━━━━━ RECORDS PROVIDED ━━━━━

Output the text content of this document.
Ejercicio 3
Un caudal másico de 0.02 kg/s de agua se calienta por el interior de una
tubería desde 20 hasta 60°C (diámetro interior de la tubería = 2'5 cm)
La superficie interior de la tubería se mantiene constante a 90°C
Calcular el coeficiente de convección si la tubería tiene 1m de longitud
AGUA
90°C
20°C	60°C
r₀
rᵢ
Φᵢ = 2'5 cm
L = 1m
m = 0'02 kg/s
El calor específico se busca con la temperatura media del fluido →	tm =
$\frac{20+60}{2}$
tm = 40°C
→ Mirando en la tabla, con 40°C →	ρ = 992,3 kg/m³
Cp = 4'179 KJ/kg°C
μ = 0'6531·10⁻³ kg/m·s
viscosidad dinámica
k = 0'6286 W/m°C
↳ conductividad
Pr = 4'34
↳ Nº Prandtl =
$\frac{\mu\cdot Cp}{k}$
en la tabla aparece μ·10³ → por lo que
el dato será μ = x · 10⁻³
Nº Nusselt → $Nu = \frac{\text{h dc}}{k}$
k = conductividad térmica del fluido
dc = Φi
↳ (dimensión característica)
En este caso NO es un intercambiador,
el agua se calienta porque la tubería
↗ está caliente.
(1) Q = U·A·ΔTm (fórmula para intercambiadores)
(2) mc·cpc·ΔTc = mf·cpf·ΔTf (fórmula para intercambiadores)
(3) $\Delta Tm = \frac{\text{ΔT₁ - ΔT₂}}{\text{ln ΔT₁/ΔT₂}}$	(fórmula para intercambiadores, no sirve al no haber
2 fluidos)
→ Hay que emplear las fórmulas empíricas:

━━━━━

EXERCISE GOAL
Give back each line above precisely as it stands.

COMPLETE ANSWER
Output the text content of this document.
Ejercicio 3
Un caudal másico de 0.02 kg/s de agua se calienta por el interior de una
tubería desde 20 hasta 60°C (diámetro interior de la tubería = 2'5 cm)
La superficie interior de la tubería se mantiene constante a 90°C
Calcular el coeficiente de convección si la tubería tiene 1m de longitud
AGUA
90°C
20°C	60°C
r₀
rᵢ
Φᵢ = 2'5 cm
L = 1m
m = 0'02 kg/s
El calor específico se busca con la temperatura media del fluido →	tm =
$\frac{20+60}{2}$
tm = 40°C
→ Mirando en la tabla, con 40°C →	ρ = 992,3 kg/m³
Cp = 4'179 KJ/kg°C
μ = 0'6531·10⁻³ kg/m·s
viscosidad dinámica
k = 0'6286 W/m°C
↳ conductividad
Pr = 4'34
↳ Nº Prandtl =
$\frac{\mu\cdot Cp}{k}$
en la tabla aparece μ·10³ → por lo que
el dato será μ = x · 10⁻³
Nº Nusselt → $Nu = \frac{\text{h dc}}{k}$
k = conductividad térmica del fluido
dc = Φi
↳ (dimensión característica)
En este caso NO es un intercambiador,
el agua se calienta porque la tubería
↗ está caliente.
(1) Q = U·A·ΔTm (fórmula para intercambiadores)
(2) mc·cpc·ΔTc = mf·cpf·ΔTf (fórmula para intercambiadores)
(3) $\Delta Tm = \frac{\text{ΔT₁ - ΔT₂}}{\text{ln ΔT₁/ΔT₂}}$	(fórmula para intercambiadores, no sirve al no haber
2 fluidos)
→ Hay que emplear las fórmulas empíricas:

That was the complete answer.